[MATERIAL FOR THIS EXERCISE start]
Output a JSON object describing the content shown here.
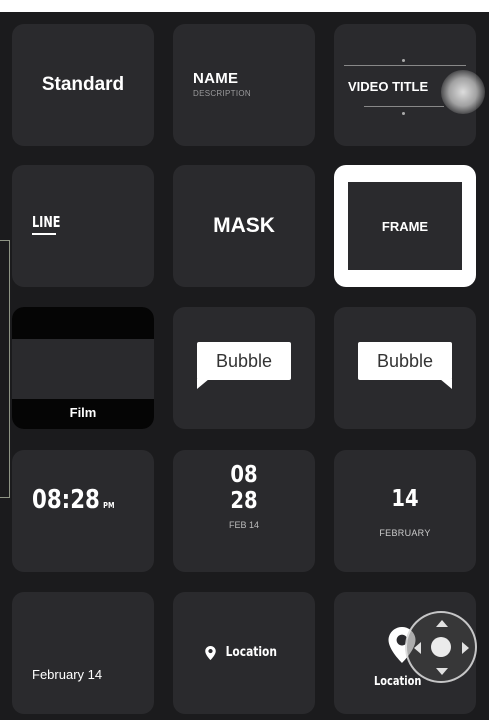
{
  "colors": {
    "background": "#1b1b1d",
    "tile": "#2a2a2d",
    "selected_frame": "#ffffff",
    "bubble": "#ffffff"
  },
  "tiles": {
    "standard": {
      "label": "Standard"
    },
    "name_desc": {
      "name": "NAME",
      "description": "DESCRIPTION"
    },
    "video_title": {
      "label": "VIDEO TITLE"
    },
    "line": {
      "label": "LINE"
    },
    "mask": {
      "label": "MASK"
    },
    "frame": {
      "label": "FRAME",
      "selected": true
    },
    "film": {
      "label": "Film"
    },
    "bubble_left": {
      "label": "Bubble"
    },
    "bubble_right": {
      "label": "Bubble"
    },
    "clock": {
      "time": "08:28",
      "ampm": "PM"
    },
    "date_stack": {
      "month": "08",
      "day": "28",
      "sub": "FEB 14"
    },
    "big_date": {
      "day": "14",
      "month": "FEBRUARY"
    },
    "date_text": {
      "label": "February 14"
    },
    "location_inline": {
      "label": "Location",
      "icon": "location-pin-icon"
    },
    "location_stacked": {
      "label": "Location",
      "icon": "location-pin-icon"
    }
  },
  "overlays": {
    "joystick": "dpad-joystick-icon",
    "touch_indicator": "touch-indicator"
  }
}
[MATERIAL FOR THIS EXERCISE end]
__WHAT IS NEEDED__. Omit all pictures while transcribing the entries verbatim.

__OUTPUT OF THE EXERCISE__.
Output a JSON object describing the content shown here.
{
  "colors": {
    "background": "#1b1b1d",
    "tile": "#2a2a2d",
    "selected_frame": "#ffffff",
    "bubble": "#ffffff"
  },
  "tiles": {
    "standard": {
      "label": "Standard"
    },
    "name_desc": {
      "name": "NAME",
      "description": "DESCRIPTION"
    },
    "video_title": {
      "label": "VIDEO TITLE"
    },
    "line": {
      "label": "LINE"
    },
    "mask": {
      "label": "MASK"
    },
    "frame": {
      "label": "FRAME",
      "selected": true
    },
    "film": {
      "label": "Film"
    },
    "bubble_left": {
      "label": "Bubble"
    },
    "bubble_right": {
      "label": "Bubble"
    },
    "clock": {
      "time": "08:28",
      "ampm": "PM"
    },
    "date_stack": {
      "month": "08",
      "day": "28",
      "sub": "FEB 14"
    },
    "big_date": {
      "day": "14",
      "month": "FEBRUARY"
    },
    "date_text": {
      "label": "February 14"
    },
    "location_inline": {
      "label": "Location",
      "icon": "location-pin-icon"
    },
    "location_stacked": {
      "label": "Location",
      "icon": "location-pin-icon"
    }
  },
  "overlays": {
    "joystick": "dpad-joystick-icon",
    "touch_indicator": "touch-indicator"
  }
}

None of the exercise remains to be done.